- _SUPPLIED DATA_:
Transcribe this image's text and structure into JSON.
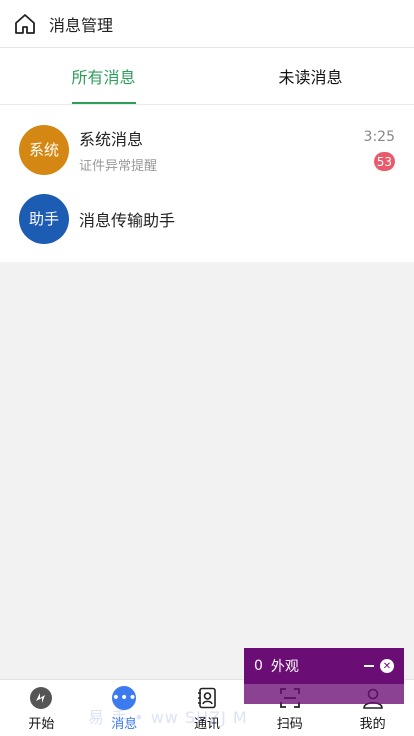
{
  "header": {
    "title": "消息管理",
    "home_icon": "home-icon"
  },
  "tabs": [
    {
      "label": "所有消息",
      "active": true
    },
    {
      "label": "未读消息",
      "active": false
    }
  ],
  "messages": [
    {
      "avatar_text": "系统",
      "avatar_color": "#d48712",
      "name": "系统消息",
      "preview": "证件异常提醒",
      "time": "3:25",
      "badge": "53"
    },
    {
      "avatar_text": "助手",
      "avatar_color": "#1d5cb3",
      "name": "消息传输助手",
      "preview": "",
      "time": "",
      "badge": ""
    }
  ],
  "bottom_nav": [
    {
      "label": "开始",
      "icon": "start-logo-icon",
      "active": false
    },
    {
      "label": "消息",
      "icon": "chat-dots-icon",
      "active": true
    },
    {
      "label": "通讯",
      "icon": "contacts-icon",
      "active": false
    },
    {
      "label": "扫码",
      "icon": "scan-icon",
      "active": false
    },
    {
      "label": "我的",
      "icon": "profile-icon",
      "active": false
    }
  ],
  "floating_panel": {
    "count": "0",
    "label": "外观"
  },
  "watermark": "易  手 • ww SHZJ    M",
  "colors": {
    "accent_green": "#2e9e5b",
    "accent_blue": "#3b7bef",
    "badge_red": "#e95b6b",
    "panel_purple": "#6a0d75"
  }
}
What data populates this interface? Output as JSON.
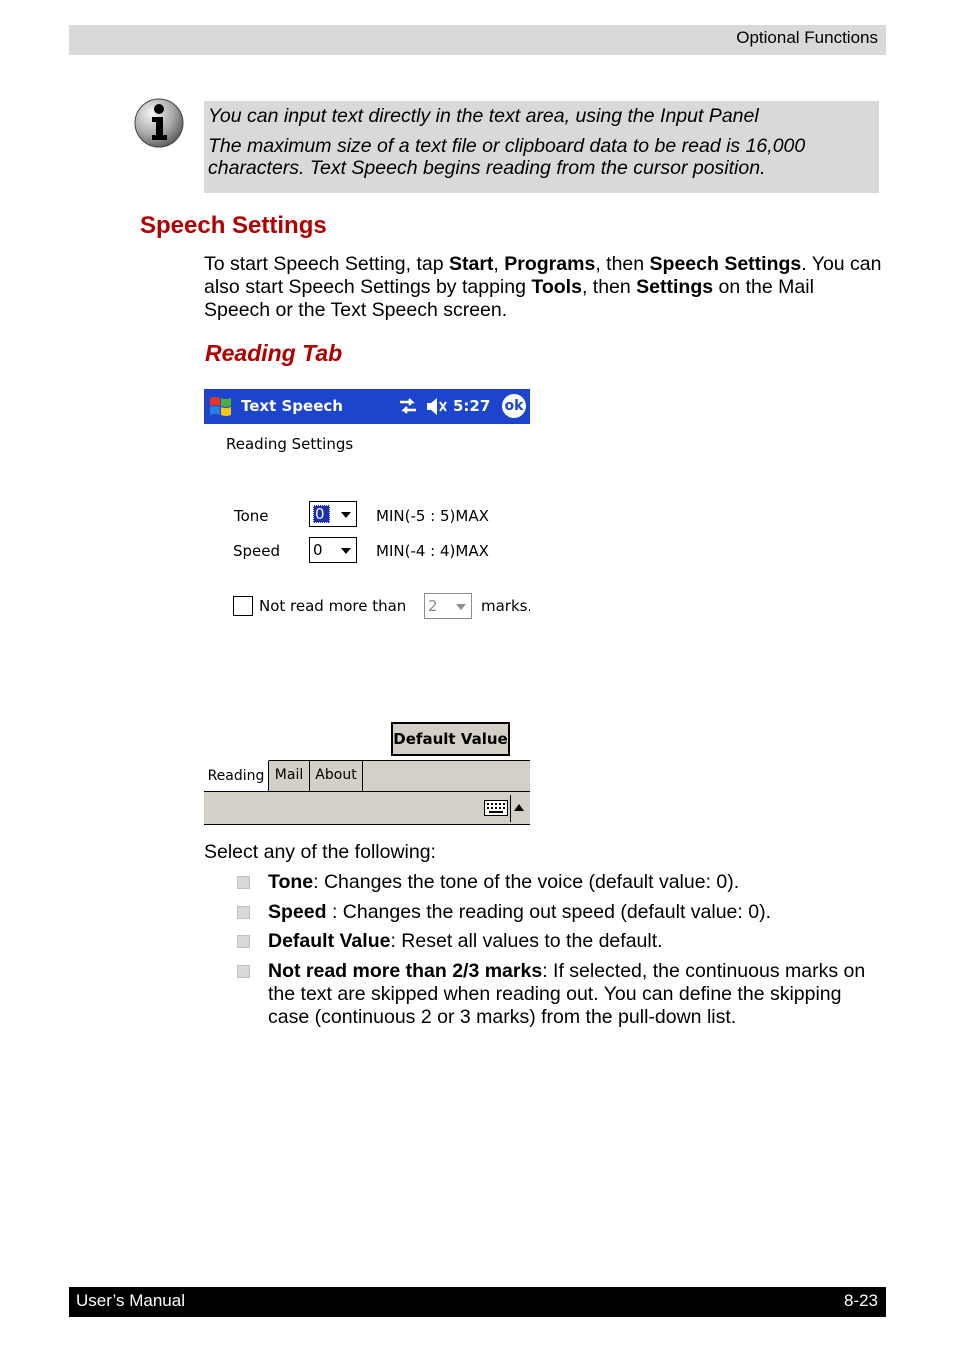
{
  "header": {
    "section": "Optional Functions"
  },
  "note": {
    "line1": "You can input text directly in the text area, using the Input Panel",
    "line2": "The maximum size of a text file or clipboard data to be read is 16,000 characters. Text Speech begins reading from the cursor position."
  },
  "speech_settings": {
    "heading": "Speech Settings",
    "p_a": "To start Speech Setting, tap ",
    "start": "Start",
    "comma": ", ",
    "programs": "Programs",
    "p_b": ", then ",
    "speech_settings": "Speech Settings",
    "p_c": ". You can also start Speech Settings by tapping ",
    "tools": "Tools",
    "p_d": ", then ",
    "settings": "Settings",
    "p_e": " on the Mail Speech or the Text Speech screen."
  },
  "reading_tab_heading": "Reading Tab",
  "device": {
    "app_title": "Text Speech",
    "time": "5:27",
    "ok_label": "ok",
    "section_label": "Reading Settings",
    "tone_label": "Tone",
    "tone_value": "0",
    "tone_range": "MIN(-5 : 5)MAX",
    "speed_label": "Speed",
    "speed_value": "0",
    "speed_range": "MIN(-4 : 4)MAX",
    "not_read_label": "Not read more than",
    "marks_value": "2",
    "marks_label": "marks.",
    "default_button": "Default Value",
    "tabs": [
      "Reading",
      "Mail",
      "About"
    ],
    "colors": {
      "titlebar": "#1c44cc",
      "chrome": "#d4d0c8"
    }
  },
  "select_intro": "Select any of the following:",
  "bullets": [
    {
      "term": "Tone",
      "desc": ": Changes the tone of the voice (default value: 0)."
    },
    {
      "term": "Speed",
      "desc": " : Changes the reading out speed (default value: 0)."
    },
    {
      "term": "Default Value",
      "desc": ": Reset all values to the default."
    },
    {
      "term": "Not read more than 2/3 marks",
      "desc": ": If selected, the continuous marks on the text are skipped when reading out. You can define the skipping case (continuous 2 or 3 marks) from the pull-down list."
    }
  ],
  "footer": {
    "left": "User’s Manual",
    "right": "8-23"
  },
  "colors": {
    "heading": "#b00000",
    "band": "#d9d9d9"
  }
}
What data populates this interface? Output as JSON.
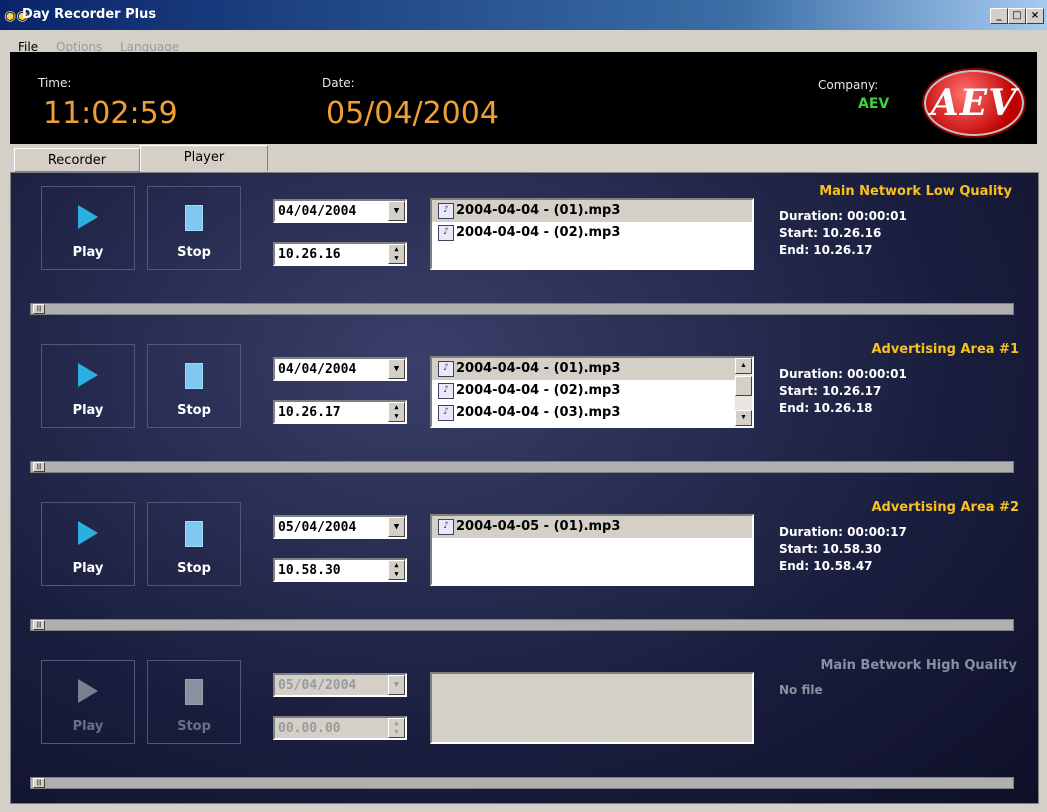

- _EXERCISE OBJECTIVE_:
Print all of the entries word for word. Skip any images they contain.

- _WRITTEN RESPONSE_:
Transcribe this image's text and structure into JSON.
{
  "header": {
    "title": "消息管理",
    "home_icon": "home-icon"
  },
  "tabs": [
    {
      "label": "所有消息",
      "active": true
    },
    {
      "label": "未读消息",
      "active": false
    }
  ],
  "messages": [
    {
      "avatar_text": "系统",
      "avatar_color": "#d48712",
      "name": "系统消息",
      "preview": "证件异常提醒",
      "time": "3:25",
      "badge": "53"
    },
    {
      "avatar_text": "助手",
      "avatar_color": "#1d5cb3",
      "name": "消息传输助手",
      "preview": "",
      "time": "",
      "badge": ""
    }
  ],
  "bottom_nav": [
    {
      "label": "开始",
      "icon": "start-logo-icon",
      "active": false
    },
    {
      "label": "消息",
      "icon": "chat-dots-icon",
      "active": true
    },
    {
      "label": "通讯",
      "icon": "contacts-icon",
      "active": false
    },
    {
      "label": "扫码",
      "icon": "scan-icon",
      "active": false
    },
    {
      "label": "我的",
      "icon": "profile-icon",
      "active": false
    }
  ],
  "floating_panel": {
    "count": "0",
    "label": "外观"
  },
  "watermark": "易  手 • ww SHZJ    M",
  "colors": {
    "accent_green": "#2e9e5b",
    "accent_blue": "#3b7bef",
    "badge_red": "#e95b6b",
    "panel_purple": "#6a0d75"
  }
}
What data populates this interface? Output as JSON.
{
  "header": {
    "section": "Optional Functions"
  },
  "note": {
    "line1": "You can input text directly in the text area, using the Input Panel",
    "line2": "The maximum size of a text file or clipboard data to be read is 16,000 characters. Text Speech begins reading from the cursor position."
  },
  "speech_settings": {
    "heading": "Speech Settings",
    "p_a": "To start Speech Setting, tap ",
    "start": "Start",
    "comma": ", ",
    "programs": "Programs",
    "p_b": ", then ",
    "speech_settings": "Speech Settings",
    "p_c": ". You can also start Speech Settings by tapping ",
    "tools": "Tools",
    "p_d": ", then ",
    "settings": "Settings",
    "p_e": " on the Mail Speech or the Text Speech screen."
  },
  "reading_tab_heading": "Reading Tab",
  "device": {
    "app_title": "Text Speech",
    "time": "5:27",
    "ok_label": "ok",
    "section_label": "Reading Settings",
    "tone_label": "Tone",
    "tone_value": "0",
    "tone_range": "MIN(-5 : 5)MAX",
    "speed_label": "Speed",
    "speed_value": "0",
    "speed_range": "MIN(-4 : 4)MAX",
    "not_read_label": "Not read more than",
    "marks_value": "2",
    "marks_label": "marks.",
    "default_button": "Default Value",
    "tabs": [
      "Reading",
      "Mail",
      "About"
    ],
    "colors": {
      "titlebar": "#1c44cc",
      "chrome": "#d4d0c8"
    }
  },
  "select_intro": "Select any of the following:",
  "bullets": [
    {
      "term": "Tone",
      "desc": ": Changes the tone of the voice (default value: 0)."
    },
    {
      "term": "Speed",
      "desc": " : Changes the reading out speed (default value: 0)."
    },
    {
      "term": "Default Value",
      "desc": ": Reset all values to the default."
    },
    {
      "term": "Not read more than 2/3 marks",
      "desc": ": If selected, the continuous marks on the text are skipped when reading out. You can define the skipping case (continuous 2 or 3 marks) from the pull-down list."
    }
  ],
  "footer": {
    "left": "User’s Manual",
    "right": "8-23"
  },
  "colors": {
    "heading": "#b00000",
    "band": "#d9d9d9"
  }
}
What data populates this interface? Output as JSON.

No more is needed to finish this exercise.